(Instruções):
1. Segundo o trecho sobre a Igreja dos pobres no Concílio Vaticano II, em que data foi feito o pronunciamento de João XXIII citado no início?
2. Transcreva do trecho sobre a Igreja dos pobres a passagem que começa em "Gosto muito da" e segue até "(BEOZZO, 1993, p.95).".

(Trecho fornecido):
Vejamos o que diz João XXIII em seu pronunciamento às vésperas do Concílio Vaticano II, datado de 11 de setembro de 1962: “Em face aos países subdesenvolvidos, a Igreja se apresenta como é e como quer ser: a Igreja de todos e particularmente a „Igreja dos pobres” (João XXIII apud Aquino, 2005, p 209). Apesar de não termos tido no concílio o aprofundamento que necessitara a Igreja dos pobres, a fala de João XXIII aponta para um viés que até então era pouco debatido: o de uma Igreja que deve assumir em si a perspectiva dos que estão à margem do mundo.

O Espírito deu sinais de que essa discussão não passaria despercebida, como podemos comprovar através de históricas intervenções. É de especial atenção a manifestação do cardeal Lercaro:

“O mistério de Cristo nos pobres não aparece na doutrina da Igreja sobre si mesma e, no entanto, essa verdade é essencial e primordial na revelação (…). É nosso dever colocar no centro deste Concílio o mistério de Cristo nos pobres e a evangelização dos pobres” (Lercaro, apud Aquino, 2005, p.209).

Essa manifestação resultou posteriormente resultou em uma reflexão contida no capítulo 8 do documento conciliar Lumen Gentium. Corroborando com Lercaro destacamos o pronunciamento do bispo de Tornai, Charles-Marie Himmer, pelo significado que expressa e por seu peso, quando em aula conciliar afirmou: “primus lócus in Ecclesia pauperibus resevandus est” (o primeiro lugar na Igreja é reservado aos pobres). De fato, a causa dos pobres estivera longe de ser ponto central do concílio, a não ser por intervenções pontuais, pois “esta não era a temática que constituía efetivamente o espírito conciliar” (SOBRINO, 1982, p.101).

Havia no concílio um corpo de bispos que representavam os países do “terceiro mundo” e que gozavam de bastante simpatia do papa João XXIII. Nele estava presente nosso saudoso Dom Helder Câmara. Astuto e movido por uma insistência evangélica torna-se uma das referências do grupo da “Igreja dos pobres”. Certa vez, perguntado por um jornalista se esse grupo consistia mais um grupo de pressão, respondeu:

Gosto muito da expressão que nos vem de nossos irmãos franceses: “Igreja servidora e pobre”. O Santo Espírito nos interpelou, nos convocou. Abriu-nos os olhos sobre o dever de cristãos, sobretudo de pastores, a fim de agirmos como o Cristo que, pertencendo a todos, se identificou com os pobres, os oprimidos, com todos aqueles que sofrem. Começamos a procurar como a Igreja toda, especialmente cada um de nós, poderia ser “servidor e pobre” (BEOZZO, 1993, p.95).

(Conjunto de itens):
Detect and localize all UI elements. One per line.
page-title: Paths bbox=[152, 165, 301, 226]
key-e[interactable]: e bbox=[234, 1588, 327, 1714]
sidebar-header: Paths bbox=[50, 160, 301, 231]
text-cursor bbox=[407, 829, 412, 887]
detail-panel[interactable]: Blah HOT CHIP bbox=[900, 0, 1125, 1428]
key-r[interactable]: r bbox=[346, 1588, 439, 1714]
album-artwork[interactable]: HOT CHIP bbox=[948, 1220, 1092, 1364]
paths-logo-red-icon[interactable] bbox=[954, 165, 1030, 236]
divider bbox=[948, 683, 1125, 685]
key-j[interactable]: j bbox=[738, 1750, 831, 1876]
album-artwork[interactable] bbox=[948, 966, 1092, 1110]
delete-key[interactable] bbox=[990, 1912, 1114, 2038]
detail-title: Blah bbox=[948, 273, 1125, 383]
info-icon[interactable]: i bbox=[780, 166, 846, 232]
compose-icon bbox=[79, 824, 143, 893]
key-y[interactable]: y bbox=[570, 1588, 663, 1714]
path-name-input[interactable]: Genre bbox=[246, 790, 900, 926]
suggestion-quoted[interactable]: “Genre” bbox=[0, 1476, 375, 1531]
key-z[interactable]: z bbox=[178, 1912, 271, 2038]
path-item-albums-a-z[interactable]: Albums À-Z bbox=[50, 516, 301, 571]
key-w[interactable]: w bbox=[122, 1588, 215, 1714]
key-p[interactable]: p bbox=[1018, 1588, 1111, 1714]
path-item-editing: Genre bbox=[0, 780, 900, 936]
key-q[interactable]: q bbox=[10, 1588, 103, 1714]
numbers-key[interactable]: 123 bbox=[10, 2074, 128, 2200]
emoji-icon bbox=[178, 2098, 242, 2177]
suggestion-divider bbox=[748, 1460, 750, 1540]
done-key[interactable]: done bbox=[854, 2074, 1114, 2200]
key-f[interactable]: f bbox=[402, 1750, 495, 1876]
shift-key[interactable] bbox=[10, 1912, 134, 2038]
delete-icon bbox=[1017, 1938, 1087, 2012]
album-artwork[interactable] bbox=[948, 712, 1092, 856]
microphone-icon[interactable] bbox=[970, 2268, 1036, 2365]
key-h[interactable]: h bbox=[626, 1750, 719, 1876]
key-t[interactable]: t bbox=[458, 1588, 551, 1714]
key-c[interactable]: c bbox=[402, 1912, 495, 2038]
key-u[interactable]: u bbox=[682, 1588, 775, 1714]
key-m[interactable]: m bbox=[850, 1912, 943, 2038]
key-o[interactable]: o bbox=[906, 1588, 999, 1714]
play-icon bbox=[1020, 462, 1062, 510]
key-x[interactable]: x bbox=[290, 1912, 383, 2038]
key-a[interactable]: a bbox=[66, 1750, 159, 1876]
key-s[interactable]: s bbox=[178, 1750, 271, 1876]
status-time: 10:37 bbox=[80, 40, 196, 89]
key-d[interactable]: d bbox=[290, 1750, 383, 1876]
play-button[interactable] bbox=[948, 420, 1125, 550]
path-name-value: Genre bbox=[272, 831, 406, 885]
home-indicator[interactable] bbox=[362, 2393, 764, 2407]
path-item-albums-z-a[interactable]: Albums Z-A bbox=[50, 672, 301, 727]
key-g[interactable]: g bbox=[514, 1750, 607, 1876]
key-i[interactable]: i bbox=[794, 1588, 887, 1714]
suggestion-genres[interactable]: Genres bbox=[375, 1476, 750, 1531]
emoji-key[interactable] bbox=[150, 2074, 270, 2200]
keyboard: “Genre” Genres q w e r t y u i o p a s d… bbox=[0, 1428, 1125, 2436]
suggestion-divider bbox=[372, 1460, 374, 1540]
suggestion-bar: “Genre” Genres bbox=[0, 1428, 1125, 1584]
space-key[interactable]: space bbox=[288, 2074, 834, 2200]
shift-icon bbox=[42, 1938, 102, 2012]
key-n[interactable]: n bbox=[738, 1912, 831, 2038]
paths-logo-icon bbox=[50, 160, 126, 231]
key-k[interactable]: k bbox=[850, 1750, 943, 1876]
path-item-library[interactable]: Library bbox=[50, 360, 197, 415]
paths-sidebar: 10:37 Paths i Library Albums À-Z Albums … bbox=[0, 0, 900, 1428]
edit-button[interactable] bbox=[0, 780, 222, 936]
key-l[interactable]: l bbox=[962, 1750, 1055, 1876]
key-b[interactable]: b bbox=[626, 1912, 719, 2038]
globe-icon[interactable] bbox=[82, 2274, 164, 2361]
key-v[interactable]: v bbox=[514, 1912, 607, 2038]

---

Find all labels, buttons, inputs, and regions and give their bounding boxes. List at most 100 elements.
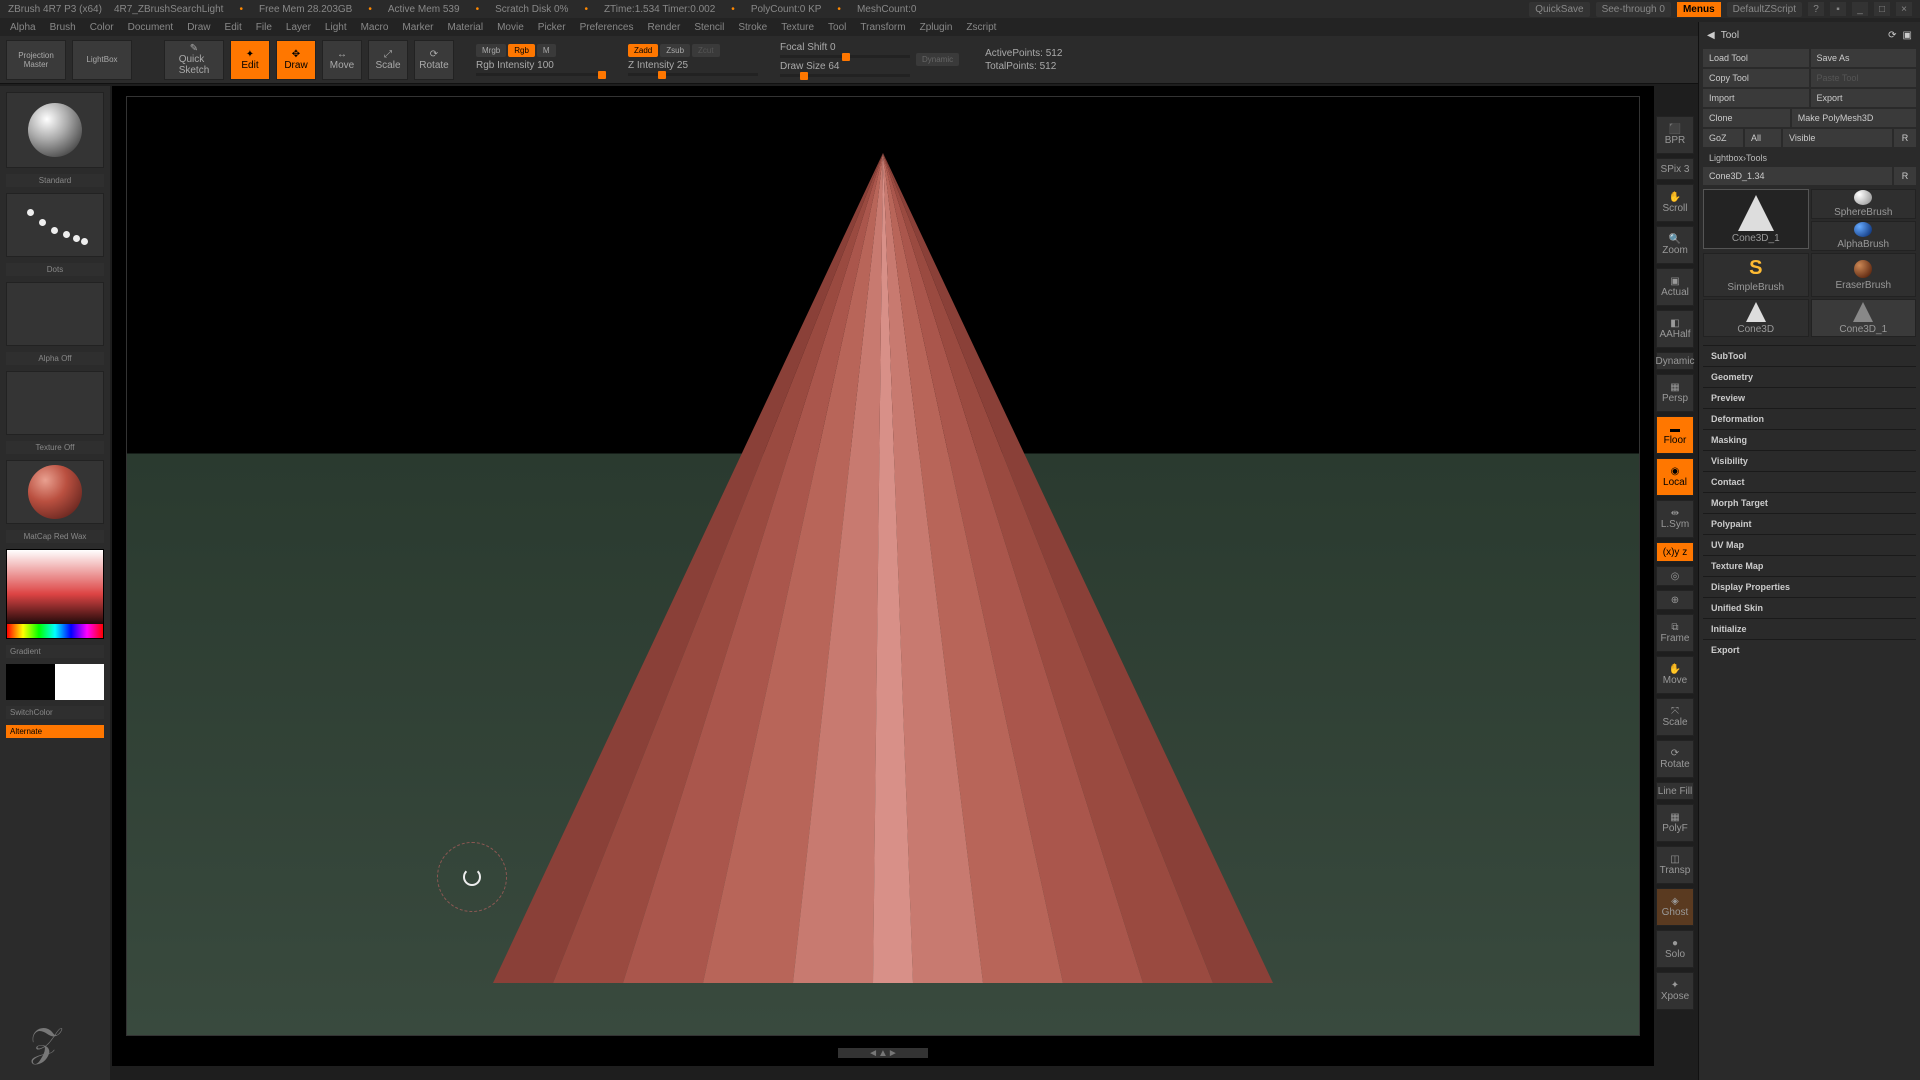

(Respostas dos exercícios):
1. 11 de setembro de 1962.

2.
Gosto muito da expressão que nos vem de nossos irmãos franceses: “Igreja servidora e pobre”. O Santo Espírito nos interpelou, nos convocou. Abriu-nos os olhos sobre o dever de cristãos, sobretudo de pastores, a fim de agirmos como o Cristo que, pertencendo a todos, se identificou com os pobres, os oprimidos, com todos aqueles que sofrem. Começamos a procurar como a Igreja toda, especialmente cada um de nós, poderia ser “servidor e pobre” (BEOZZO, 1993, p.95).